Your objective
In the entries that follow, how many lines contain the word "answers"? Answer with the number only.

Data supplied
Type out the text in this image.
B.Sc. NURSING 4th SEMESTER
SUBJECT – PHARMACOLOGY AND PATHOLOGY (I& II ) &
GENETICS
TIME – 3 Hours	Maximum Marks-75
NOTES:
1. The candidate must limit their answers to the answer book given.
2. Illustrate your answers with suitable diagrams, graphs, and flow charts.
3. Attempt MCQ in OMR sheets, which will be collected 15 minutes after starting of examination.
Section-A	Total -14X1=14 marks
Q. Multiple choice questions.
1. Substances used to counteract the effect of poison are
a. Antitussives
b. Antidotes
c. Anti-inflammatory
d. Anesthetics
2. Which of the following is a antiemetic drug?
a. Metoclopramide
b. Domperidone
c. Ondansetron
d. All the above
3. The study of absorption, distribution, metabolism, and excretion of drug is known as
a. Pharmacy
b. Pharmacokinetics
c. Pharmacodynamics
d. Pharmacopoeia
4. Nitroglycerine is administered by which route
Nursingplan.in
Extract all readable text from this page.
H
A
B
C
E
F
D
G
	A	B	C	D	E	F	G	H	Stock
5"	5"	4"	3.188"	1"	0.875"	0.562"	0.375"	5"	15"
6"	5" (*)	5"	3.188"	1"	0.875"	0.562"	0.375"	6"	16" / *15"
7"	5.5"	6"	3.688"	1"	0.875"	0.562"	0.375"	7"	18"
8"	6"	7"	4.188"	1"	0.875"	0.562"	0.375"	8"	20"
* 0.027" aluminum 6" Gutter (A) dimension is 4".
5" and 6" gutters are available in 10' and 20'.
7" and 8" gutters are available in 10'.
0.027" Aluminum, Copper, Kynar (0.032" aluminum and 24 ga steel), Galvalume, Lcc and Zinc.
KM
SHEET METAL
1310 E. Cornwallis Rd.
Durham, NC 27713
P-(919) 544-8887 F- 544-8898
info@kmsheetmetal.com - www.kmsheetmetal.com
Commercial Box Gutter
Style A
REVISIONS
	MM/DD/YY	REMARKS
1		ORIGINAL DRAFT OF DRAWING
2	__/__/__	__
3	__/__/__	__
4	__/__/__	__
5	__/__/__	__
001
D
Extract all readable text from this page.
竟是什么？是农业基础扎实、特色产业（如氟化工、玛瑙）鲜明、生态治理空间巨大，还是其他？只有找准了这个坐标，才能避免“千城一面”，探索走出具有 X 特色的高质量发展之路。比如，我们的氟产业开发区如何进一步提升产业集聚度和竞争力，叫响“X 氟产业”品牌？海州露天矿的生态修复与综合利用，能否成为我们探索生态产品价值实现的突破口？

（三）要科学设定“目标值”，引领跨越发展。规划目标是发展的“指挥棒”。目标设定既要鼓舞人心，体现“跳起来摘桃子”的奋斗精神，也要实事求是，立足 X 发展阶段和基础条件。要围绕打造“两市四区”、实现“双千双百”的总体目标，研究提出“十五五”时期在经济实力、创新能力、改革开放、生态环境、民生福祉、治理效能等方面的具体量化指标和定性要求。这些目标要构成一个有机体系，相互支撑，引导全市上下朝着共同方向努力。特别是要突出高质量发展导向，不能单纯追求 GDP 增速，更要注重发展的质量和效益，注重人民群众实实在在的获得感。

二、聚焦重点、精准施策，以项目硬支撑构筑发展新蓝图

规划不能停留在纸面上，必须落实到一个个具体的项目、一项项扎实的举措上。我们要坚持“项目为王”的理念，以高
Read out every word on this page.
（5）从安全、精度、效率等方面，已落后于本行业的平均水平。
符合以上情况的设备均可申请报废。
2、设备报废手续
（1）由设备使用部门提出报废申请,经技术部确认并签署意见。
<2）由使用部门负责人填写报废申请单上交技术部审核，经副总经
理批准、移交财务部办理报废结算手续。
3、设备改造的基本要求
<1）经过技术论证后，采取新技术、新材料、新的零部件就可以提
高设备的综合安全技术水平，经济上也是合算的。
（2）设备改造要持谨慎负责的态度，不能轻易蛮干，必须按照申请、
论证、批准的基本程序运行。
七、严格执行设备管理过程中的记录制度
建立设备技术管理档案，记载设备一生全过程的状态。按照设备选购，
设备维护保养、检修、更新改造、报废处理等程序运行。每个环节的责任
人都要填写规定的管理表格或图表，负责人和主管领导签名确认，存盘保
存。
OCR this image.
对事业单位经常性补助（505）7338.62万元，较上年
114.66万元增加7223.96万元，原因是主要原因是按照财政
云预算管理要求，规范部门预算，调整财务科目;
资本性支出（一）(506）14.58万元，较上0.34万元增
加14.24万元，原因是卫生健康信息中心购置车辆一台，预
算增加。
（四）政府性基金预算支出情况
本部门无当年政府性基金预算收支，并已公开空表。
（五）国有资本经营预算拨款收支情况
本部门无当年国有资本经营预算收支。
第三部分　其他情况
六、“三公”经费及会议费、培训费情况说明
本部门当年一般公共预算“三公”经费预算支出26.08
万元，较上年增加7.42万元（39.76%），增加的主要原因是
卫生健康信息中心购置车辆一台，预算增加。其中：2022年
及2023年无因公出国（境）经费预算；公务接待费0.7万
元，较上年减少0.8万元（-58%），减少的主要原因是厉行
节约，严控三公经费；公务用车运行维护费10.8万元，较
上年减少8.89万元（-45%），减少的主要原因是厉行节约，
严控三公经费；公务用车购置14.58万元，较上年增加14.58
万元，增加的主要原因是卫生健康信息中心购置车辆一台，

Result of this exercise
2